-- start --

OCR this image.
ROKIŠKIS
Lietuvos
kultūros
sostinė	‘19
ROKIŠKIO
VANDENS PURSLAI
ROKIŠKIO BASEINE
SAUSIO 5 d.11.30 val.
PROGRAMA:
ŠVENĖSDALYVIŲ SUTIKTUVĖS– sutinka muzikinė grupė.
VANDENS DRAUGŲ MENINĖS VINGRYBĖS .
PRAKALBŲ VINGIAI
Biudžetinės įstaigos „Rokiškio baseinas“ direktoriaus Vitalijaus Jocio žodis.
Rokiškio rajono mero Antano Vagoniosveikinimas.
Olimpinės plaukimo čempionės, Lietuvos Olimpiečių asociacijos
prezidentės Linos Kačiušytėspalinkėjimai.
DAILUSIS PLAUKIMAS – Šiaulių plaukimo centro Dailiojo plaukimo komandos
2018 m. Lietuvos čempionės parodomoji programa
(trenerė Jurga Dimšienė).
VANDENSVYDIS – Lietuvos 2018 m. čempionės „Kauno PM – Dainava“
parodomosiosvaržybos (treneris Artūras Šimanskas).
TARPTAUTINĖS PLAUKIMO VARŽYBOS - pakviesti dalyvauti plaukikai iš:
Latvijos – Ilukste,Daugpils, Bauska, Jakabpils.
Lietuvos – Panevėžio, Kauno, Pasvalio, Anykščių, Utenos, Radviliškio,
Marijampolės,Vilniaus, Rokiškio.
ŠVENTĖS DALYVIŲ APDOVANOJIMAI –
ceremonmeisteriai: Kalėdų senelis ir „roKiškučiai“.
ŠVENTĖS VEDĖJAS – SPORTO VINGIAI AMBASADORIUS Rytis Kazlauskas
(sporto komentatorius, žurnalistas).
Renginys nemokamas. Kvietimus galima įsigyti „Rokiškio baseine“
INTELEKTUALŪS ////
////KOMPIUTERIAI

-- end --

*What you are asked to do:* Pull out every line of the entries that includes the word "čempionės".

*The solution:*
Olimpinės plaukimo čempionės, Lietuvos Olimpiečių asociacijos
2018 m. Lietuvos čempionės parodomoji programa
VANDENSVYDIS – Lietuvos 2018 m. čempionės „Kauno PM – Dainava“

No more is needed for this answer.